### INSTRUCTION
Show all lines holding "text".

Items from a figure collection:
--- --- ---

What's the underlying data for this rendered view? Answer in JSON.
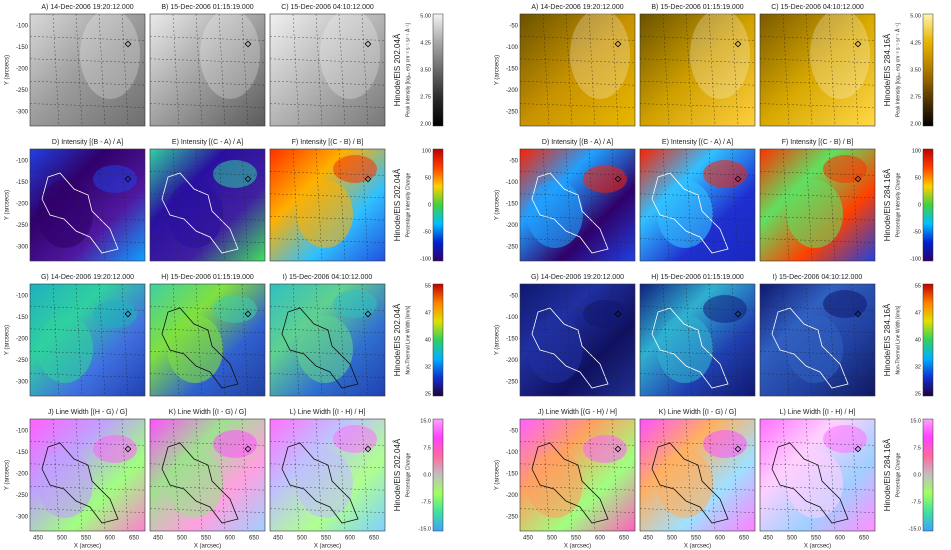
{
  "figures": [
    {
      "rows": [
        {
          "panels": [
            "A) 14-Dec-2006 19:20:12.000",
            "B) 15-Dec-2006 01:15:19.000",
            "C) 15-Dec-2006 04:10:12.000"
          ],
          "colorbar": {
            "title": "Hinode/EIS 202.04Å",
            "label": "Peak Intensity [log₁₀ erg cm⁻² s⁻¹ sr⁻¹ Å⁻¹]",
            "ticks": [
              "5.00",
              "4.25",
              "3.50",
              "2.75",
              "2.00"
            ]
          }
        },
        {
          "panels": [
            "D) Intensity [(B - A) / A]",
            "E) Intensity [(C - A) / A]",
            "F) Intensity [(C - B) / B]"
          ],
          "colorbar": {
            "title": "Hinode/EIS 202.04Å",
            "label": "Percentage Intensity Change",
            "ticks": [
              "100",
              "50",
              "0",
              "-50",
              "-100"
            ]
          }
        },
        {
          "panels": [
            "G) 14-Dec-2006 19:20:12.000",
            "H) 15-Dec-2006 01:15:19.000",
            "I) 15-Dec-2006 04:10:12.000"
          ],
          "colorbar": {
            "title": "Hinode/EIS 202.04Å",
            "label": "Non-Thermal Line Width [km/s]",
            "ticks": [
              "55",
              "47",
              "40",
              "32",
              "25"
            ]
          }
        },
        {
          "panels": [
            "J) Line Width [(H - G) / G]",
            "K) Line Width [(I - G) / G]",
            "L) Line Width [(I - H) / H]"
          ],
          "colorbar": {
            "title": "Hinode/EIS 202.04Å",
            "label": "Percentage Change",
            "ticks": [
              "15.0",
              "7.5",
              "0.0",
              "-7.5",
              "-15.0"
            ]
          }
        }
      ],
      "y_label": "Y (arcsecs)",
      "yticks": [
        "-100",
        "-150",
        "-200",
        "-250",
        "-300"
      ],
      "x_label": "X (arcsec)",
      "xticks": [
        "450",
        "500",
        "550",
        "600",
        "650"
      ]
    },
    {
      "rows": [
        {
          "panels": [
            "A) 14-Dec-2006 19:20:12.000",
            "B) 15-Dec-2006 01:15:19.000",
            "C) 15-Dec-2006 04:10:12.000"
          ],
          "colorbar": {
            "title": "Hinode/EIS 284.16Å",
            "label": "Peak Intensity [log₁₀ erg cm⁻² s⁻¹ sr⁻¹ Å⁻¹]",
            "ticks": [
              "5.00",
              "4.25",
              "3.50",
              "2.75",
              "2.00"
            ]
          }
        },
        {
          "panels": [
            "D) Intensity [(B - A) / A]",
            "E) Intensity [(C - A) / A]",
            "F) Intensity [(C - B) / B]"
          ],
          "colorbar": {
            "title": "Hinode/EIS 284.16Å",
            "label": "Percentage Intensity Change",
            "ticks": [
              "100",
              "50",
              "0",
              "-50",
              "-100"
            ]
          }
        },
        {
          "panels": [
            "G) 14-Dec-2006 19:20:12.000",
            "H) 15-Dec-2006 01:15:19.000",
            "I) 15-Dec-2006 04:10:12.000"
          ],
          "colorbar": {
            "title": "Hinode/EIS 284.16Å",
            "label": "Non-Thermal Line Width [km/s]",
            "ticks": [
              "55",
              "47",
              "40",
              "32",
              "25"
            ]
          }
        },
        {
          "panels": [
            "J) Line Width [(G - H) / H]",
            "K) Line Width [(I - G) / G]",
            "L) Line Width [(I - H) / H]"
          ],
          "colorbar": {
            "title": "Hinode/EIS 284.16Å",
            "label": "Percentage Change",
            "ticks": [
              "15.0",
              "7.5",
              "0.0",
              "-7.5",
              "-15.0"
            ]
          }
        }
      ],
      "y_label": "Y (arcsecs)",
      "yticks": [
        "-50",
        "-100",
        "-150",
        "-200",
        "-250"
      ],
      "x_label": "X (arcsec)",
      "xticks": [
        "450",
        "500",
        "550",
        "600",
        "650"
      ]
    }
  ]
}
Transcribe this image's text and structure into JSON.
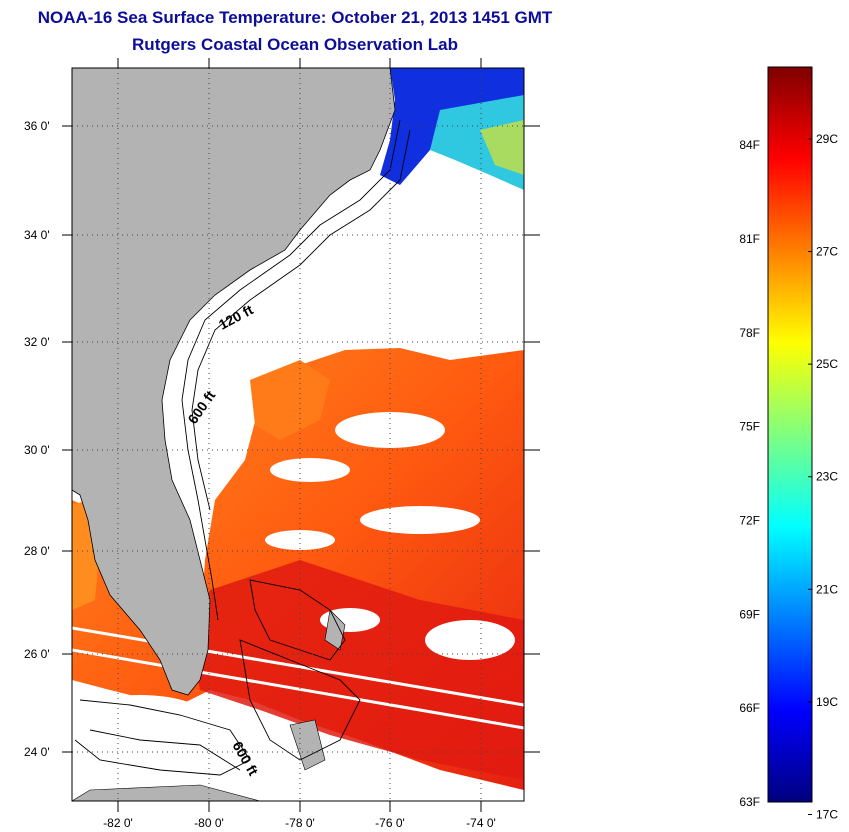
{
  "title": "NOAA-16 Sea Surface Temperature:  October 21, 2013 1451 GMT",
  "subtitle": "Rutgers Coastal Ocean Observation Lab",
  "map": {
    "lon_range": [
      -83,
      -73
    ],
    "lat_range": [
      23,
      37
    ],
    "lon_ticks": [
      -82,
      -80,
      -78,
      -76,
      -74
    ],
    "lon_tick_labels": [
      "-82 0'",
      "-80 0'",
      "-78 0'",
      "-76 0'",
      "-74 0'"
    ],
    "lat_ticks": [
      24,
      26,
      28,
      30,
      32,
      34,
      36
    ],
    "lat_tick_labels": [
      "24 0'",
      "26 0'",
      "28 0'",
      "30 0'",
      "32 0'",
      "34 0'",
      "36 0'"
    ],
    "grid": true,
    "land_color": "#b3b3b3",
    "cloud_color": "#ffffff",
    "contour_labels": [
      "120 ft",
      "600 ft",
      "600 ft"
    ]
  },
  "colorbar": {
    "fahrenheit_labels": [
      "84F",
      "81F",
      "78F",
      "75F",
      "72F",
      "69F",
      "66F",
      "63F"
    ],
    "fahrenheit_values": [
      84,
      81,
      78,
      75,
      72,
      69,
      66,
      63
    ],
    "celsius_labels": [
      "29C",
      "27C",
      "25C",
      "23C",
      "21C",
      "19C",
      "17C"
    ],
    "celsius_values": [
      29,
      27,
      25,
      23,
      21,
      19,
      17
    ],
    "range_f": [
      63,
      86.5
    ],
    "colors": [
      "#00007f",
      "#0000ff",
      "#007fff",
      "#00ffff",
      "#7fff7f",
      "#ffff00",
      "#ff7f00",
      "#ff0000",
      "#7f0000"
    ]
  }
}
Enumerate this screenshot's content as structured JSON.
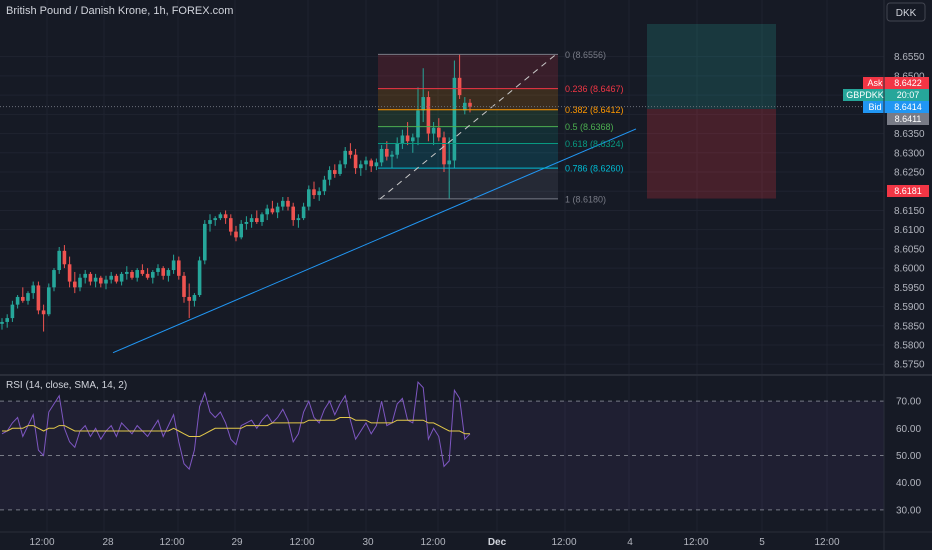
{
  "header": {
    "title": "British Pound / Danish Krone, 1h, FOREX.com"
  },
  "currency_button": "DKK",
  "price_axis": {
    "ticks": [
      "8.6550",
      "8.6500",
      "8.6450",
      "8.6400",
      "8.6350",
      "8.6300",
      "8.6250",
      "8.6200",
      "8.6150",
      "8.6100",
      "8.6050",
      "8.6000",
      "8.5950",
      "8.5900",
      "8.5850",
      "8.5800",
      "8.5750"
    ],
    "tick_values": [
      8.655,
      8.65,
      8.645,
      8.64,
      8.635,
      8.63,
      8.625,
      8.62,
      8.615,
      8.61,
      8.605,
      8.6,
      8.595,
      8.59,
      8.585,
      8.58,
      8.575
    ],
    "ylim": [
      8.5735,
      8.6635
    ]
  },
  "labels": {
    "ask": {
      "text": "Ask",
      "value": "8.6422",
      "color": "#f23645"
    },
    "symbol": {
      "text": "GBPDKK",
      "value": "20:07",
      "color": "#26a69a"
    },
    "bid": {
      "text": "Bid",
      "value": "8.6414",
      "color": "#2196f3"
    },
    "last": {
      "value": "8.6411",
      "color": "#787b86"
    },
    "stop": {
      "value": "8.6181",
      "color": "#f23645"
    }
  },
  "fib": {
    "levels": [
      {
        "ratio": "0",
        "price": 8.6556,
        "label": "0 (8.6556)",
        "color": "#787b86"
      },
      {
        "ratio": "0.236",
        "price": 8.6467,
        "label": "0.236 (8.6467)",
        "color": "#f23645"
      },
      {
        "ratio": "0.382",
        "price": 8.6412,
        "label": "0.382 (8.6412)",
        "color": "#ff9800"
      },
      {
        "ratio": "0.5",
        "price": 8.6368,
        "label": "0.5 (8.6368)",
        "color": "#4caf50"
      },
      {
        "ratio": "0.618",
        "price": 8.6324,
        "label": "0.618 (8.6324)",
        "color": "#089981"
      },
      {
        "ratio": "0.786",
        "price": 8.626,
        "label": "0.786 (8.6260)",
        "color": "#00bcd4"
      },
      {
        "ratio": "1",
        "price": 8.618,
        "label": "1 (8.6180)",
        "color": "#787b86"
      }
    ]
  },
  "position": {
    "entry": 8.6414,
    "target": 8.6635,
    "stop": 8.6181,
    "profit_color": "#26a69a",
    "loss_color": "#f23645"
  },
  "rsi": {
    "title": "RSI (14, close, SMA, 14, 2)",
    "ticks": [
      "70.00",
      "60.00",
      "50.00",
      "40.00",
      "30.00"
    ],
    "tick_values": [
      70,
      60,
      50,
      40,
      30
    ],
    "ylim": [
      27,
      73
    ]
  },
  "time_axis": {
    "labels": [
      "12:00",
      "28",
      "12:00",
      "29",
      "12:00",
      "30",
      "12:00",
      "Dec",
      "12:00",
      "4",
      "12:00",
      "5",
      "12:00"
    ],
    "bold": [
      false,
      false,
      false,
      false,
      false,
      false,
      false,
      true,
      false,
      false,
      false,
      false,
      false
    ]
  },
  "colors": {
    "up": "#26a69a",
    "down": "#ef5350",
    "trendline": "#2196f3",
    "rsi": "#7e57c2",
    "rsi_ma": "#e2c84a",
    "background": "#161a25",
    "grid": "#1e222d"
  },
  "chart_data": {
    "type": "candlestick",
    "title": "British Pound / Danish Krone, 1h, FOREX.com",
    "ylim": [
      8.5735,
      8.6635
    ],
    "candles": [
      {
        "o": 8.5855,
        "h": 8.587,
        "l": 8.584,
        "c": 8.586
      },
      {
        "o": 8.586,
        "h": 8.588,
        "l": 8.5845,
        "c": 8.587
      },
      {
        "o": 8.587,
        "h": 8.5915,
        "l": 8.586,
        "c": 8.5905
      },
      {
        "o": 8.5905,
        "h": 8.593,
        "l": 8.5895,
        "c": 8.5925
      },
      {
        "o": 8.5925,
        "h": 8.595,
        "l": 8.591,
        "c": 8.5915
      },
      {
        "o": 8.5915,
        "h": 8.594,
        "l": 8.5905,
        "c": 8.5935
      },
      {
        "o": 8.5935,
        "h": 8.5965,
        "l": 8.592,
        "c": 8.5955
      },
      {
        "o": 8.5955,
        "h": 8.5965,
        "l": 8.588,
        "c": 8.589
      },
      {
        "o": 8.589,
        "h": 8.5905,
        "l": 8.5835,
        "c": 8.588
      },
      {
        "o": 8.588,
        "h": 8.596,
        "l": 8.5875,
        "c": 8.595
      },
      {
        "o": 8.595,
        "h": 8.6,
        "l": 8.594,
        "c": 8.5995
      },
      {
        "o": 8.5995,
        "h": 8.6055,
        "l": 8.5985,
        "c": 8.6045
      },
      {
        "o": 8.6045,
        "h": 8.606,
        "l": 8.6,
        "c": 8.601
      },
      {
        "o": 8.601,
        "h": 8.603,
        "l": 8.595,
        "c": 8.5965
      },
      {
        "o": 8.5965,
        "h": 8.599,
        "l": 8.5935,
        "c": 8.595
      },
      {
        "o": 8.595,
        "h": 8.5985,
        "l": 8.594,
        "c": 8.5975
      },
      {
        "o": 8.5975,
        "h": 8.5995,
        "l": 8.596,
        "c": 8.5985
      },
      {
        "o": 8.5985,
        "h": 8.599,
        "l": 8.5955,
        "c": 8.5965
      },
      {
        "o": 8.5965,
        "h": 8.5985,
        "l": 8.595,
        "c": 8.5975
      },
      {
        "o": 8.5975,
        "h": 8.598,
        "l": 8.595,
        "c": 8.596
      },
      {
        "o": 8.596,
        "h": 8.598,
        "l": 8.5945,
        "c": 8.597
      },
      {
        "o": 8.597,
        "h": 8.599,
        "l": 8.596,
        "c": 8.598
      },
      {
        "o": 8.598,
        "h": 8.5985,
        "l": 8.596,
        "c": 8.5965
      },
      {
        "o": 8.5965,
        "h": 8.599,
        "l": 8.5955,
        "c": 8.5985
      },
      {
        "o": 8.5985,
        "h": 8.6005,
        "l": 8.597,
        "c": 8.599
      },
      {
        "o": 8.599,
        "h": 8.5995,
        "l": 8.597,
        "c": 8.5975
      },
      {
        "o": 8.5975,
        "h": 8.6,
        "l": 8.5965,
        "c": 8.5995
      },
      {
        "o": 8.5995,
        "h": 8.601,
        "l": 8.598,
        "c": 8.5985
      },
      {
        "o": 8.5985,
        "h": 8.6,
        "l": 8.597,
        "c": 8.5975
      },
      {
        "o": 8.5975,
        "h": 8.5995,
        "l": 8.596,
        "c": 8.599
      },
      {
        "o": 8.599,
        "h": 8.601,
        "l": 8.598,
        "c": 8.6
      },
      {
        "o": 8.6,
        "h": 8.6005,
        "l": 8.597,
        "c": 8.598
      },
      {
        "o": 8.598,
        "h": 8.6,
        "l": 8.5965,
        "c": 8.5995
      },
      {
        "o": 8.5995,
        "h": 8.6035,
        "l": 8.5985,
        "c": 8.602
      },
      {
        "o": 8.602,
        "h": 8.603,
        "l": 8.597,
        "c": 8.598
      },
      {
        "o": 8.598,
        "h": 8.599,
        "l": 8.591,
        "c": 8.5925
      },
      {
        "o": 8.5925,
        "h": 8.596,
        "l": 8.587,
        "c": 8.5915
      },
      {
        "o": 8.5915,
        "h": 8.5935,
        "l": 8.59,
        "c": 8.593
      },
      {
        "o": 8.593,
        "h": 8.603,
        "l": 8.5925,
        "c": 8.602
      },
      {
        "o": 8.602,
        "h": 8.6125,
        "l": 8.601,
        "c": 8.6115
      },
      {
        "o": 8.6115,
        "h": 8.614,
        "l": 8.6095,
        "c": 8.6125
      },
      {
        "o": 8.6125,
        "h": 8.6135,
        "l": 8.611,
        "c": 8.613
      },
      {
        "o": 8.613,
        "h": 8.6145,
        "l": 8.6125,
        "c": 8.614
      },
      {
        "o": 8.614,
        "h": 8.615,
        "l": 8.6115,
        "c": 8.613
      },
      {
        "o": 8.613,
        "h": 8.614,
        "l": 8.6085,
        "c": 8.6095
      },
      {
        "o": 8.6095,
        "h": 8.611,
        "l": 8.607,
        "c": 8.608
      },
      {
        "o": 8.608,
        "h": 8.6125,
        "l": 8.6075,
        "c": 8.6115
      },
      {
        "o": 8.6115,
        "h": 8.6135,
        "l": 8.61,
        "c": 8.612
      },
      {
        "o": 8.612,
        "h": 8.614,
        "l": 8.6105,
        "c": 8.613
      },
      {
        "o": 8.613,
        "h": 8.615,
        "l": 8.6115,
        "c": 8.612
      },
      {
        "o": 8.612,
        "h": 8.6145,
        "l": 8.611,
        "c": 8.614
      },
      {
        "o": 8.614,
        "h": 8.6165,
        "l": 8.6125,
        "c": 8.6155
      },
      {
        "o": 8.6155,
        "h": 8.6175,
        "l": 8.614,
        "c": 8.6145
      },
      {
        "o": 8.6145,
        "h": 8.617,
        "l": 8.613,
        "c": 8.616
      },
      {
        "o": 8.616,
        "h": 8.6185,
        "l": 8.615,
        "c": 8.6175
      },
      {
        "o": 8.6175,
        "h": 8.6185,
        "l": 8.615,
        "c": 8.616
      },
      {
        "o": 8.616,
        "h": 8.617,
        "l": 8.611,
        "c": 8.6125
      },
      {
        "o": 8.6125,
        "h": 8.614,
        "l": 8.6105,
        "c": 8.613
      },
      {
        "o": 8.613,
        "h": 8.617,
        "l": 8.6125,
        "c": 8.616
      },
      {
        "o": 8.616,
        "h": 8.6215,
        "l": 8.615,
        "c": 8.6205
      },
      {
        "o": 8.6205,
        "h": 8.6225,
        "l": 8.618,
        "c": 8.619
      },
      {
        "o": 8.619,
        "h": 8.621,
        "l": 8.6175,
        "c": 8.62
      },
      {
        "o": 8.62,
        "h": 8.624,
        "l": 8.619,
        "c": 8.623
      },
      {
        "o": 8.623,
        "h": 8.6265,
        "l": 8.6215,
        "c": 8.6255
      },
      {
        "o": 8.6255,
        "h": 8.627,
        "l": 8.6235,
        "c": 8.6245
      },
      {
        "o": 8.6245,
        "h": 8.628,
        "l": 8.624,
        "c": 8.627
      },
      {
        "o": 8.627,
        "h": 8.6315,
        "l": 8.626,
        "c": 8.6305
      },
      {
        "o": 8.6305,
        "h": 8.6325,
        "l": 8.6285,
        "c": 8.6295
      },
      {
        "o": 8.6295,
        "h": 8.631,
        "l": 8.6245,
        "c": 8.626
      },
      {
        "o": 8.626,
        "h": 8.628,
        "l": 8.624,
        "c": 8.627
      },
      {
        "o": 8.627,
        "h": 8.629,
        "l": 8.6255,
        "c": 8.628
      },
      {
        "o": 8.628,
        "h": 8.6285,
        "l": 8.625,
        "c": 8.6265
      },
      {
        "o": 8.6265,
        "h": 8.6285,
        "l": 8.6255,
        "c": 8.6275
      },
      {
        "o": 8.6275,
        "h": 8.632,
        "l": 8.6265,
        "c": 8.631
      },
      {
        "o": 8.631,
        "h": 8.633,
        "l": 8.628,
        "c": 8.629
      },
      {
        "o": 8.629,
        "h": 8.6305,
        "l": 8.626,
        "c": 8.6295
      },
      {
        "o": 8.6295,
        "h": 8.634,
        "l": 8.6285,
        "c": 8.6325
      },
      {
        "o": 8.6325,
        "h": 8.636,
        "l": 8.631,
        "c": 8.6345
      },
      {
        "o": 8.6345,
        "h": 8.638,
        "l": 8.632,
        "c": 8.633
      },
      {
        "o": 8.633,
        "h": 8.635,
        "l": 8.63,
        "c": 8.634
      },
      {
        "o": 8.634,
        "h": 8.647,
        "l": 8.632,
        "c": 8.641
      },
      {
        "o": 8.641,
        "h": 8.652,
        "l": 8.638,
        "c": 8.6445
      },
      {
        "o": 8.6445,
        "h": 8.646,
        "l": 8.633,
        "c": 8.635
      },
      {
        "o": 8.635,
        "h": 8.638,
        "l": 8.632,
        "c": 8.6365
      },
      {
        "o": 8.6365,
        "h": 8.639,
        "l": 8.633,
        "c": 8.634
      },
      {
        "o": 8.634,
        "h": 8.6355,
        "l": 8.625,
        "c": 8.627
      },
      {
        "o": 8.627,
        "h": 8.634,
        "l": 8.618,
        "c": 8.628
      },
      {
        "o": 8.628,
        "h": 8.654,
        "l": 8.626,
        "c": 8.6495
      },
      {
        "o": 8.6495,
        "h": 8.6556,
        "l": 8.644,
        "c": 8.645
      },
      {
        "o": 8.641,
        "h": 8.6445,
        "l": 8.64,
        "c": 8.643
      },
      {
        "o": 8.643,
        "h": 8.644,
        "l": 8.6405,
        "c": 8.642
      }
    ],
    "rsi": [
      58,
      59,
      62,
      64,
      57,
      61,
      65,
      52,
      50,
      66,
      69,
      72,
      60,
      55,
      53,
      59,
      61,
      57,
      60,
      56,
      59,
      61,
      57,
      62,
      60,
      58,
      61,
      59,
      57,
      60,
      63,
      57,
      61,
      65,
      55,
      47,
      45,
      52,
      68,
      73,
      66,
      64,
      66,
      62,
      56,
      54,
      61,
      62,
      63,
      60,
      63,
      65,
      62,
      64,
      67,
      63,
      55,
      58,
      66,
      70,
      64,
      62,
      67,
      70,
      65,
      69,
      72,
      63,
      56,
      59,
      62,
      58,
      61,
      70,
      61,
      62,
      69,
      71,
      63,
      62,
      77,
      75,
      56,
      60,
      57,
      46,
      48,
      74,
      71,
      56,
      58
    ],
    "rsi_ma": [
      59,
      59,
      60,
      60,
      60,
      61,
      61,
      60,
      59,
      60,
      60,
      61,
      61,
      60,
      59,
      59,
      59,
      59,
      59,
      59,
      59,
      59,
      59,
      59,
      59,
      59,
      59,
      59,
      59,
      59,
      59,
      59,
      59,
      60,
      59,
      58,
      57,
      57,
      57,
      58,
      59,
      60,
      60,
      60,
      60,
      60,
      60,
      61,
      61,
      61,
      61,
      61,
      62,
      62,
      62,
      62,
      62,
      62,
      62,
      63,
      63,
      63,
      63,
      63,
      63,
      64,
      64,
      64,
      63,
      63,
      63,
      62,
      62,
      62,
      62,
      62,
      63,
      63,
      63,
      63,
      63,
      63,
      62,
      62,
      61,
      60,
      59,
      59,
      59,
      58,
      58
    ],
    "trendline": {
      "start": {
        "index": 15,
        "price": 8.578
      },
      "end": {
        "index": 120,
        "price": 8.6362
      }
    }
  }
}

--- --- ---

### EXERCISE ANSWER
Transcribe this image's text and structure into JSON.
      "text": "Ask",
      "text": "GBPDKK",
      "text": "Bid",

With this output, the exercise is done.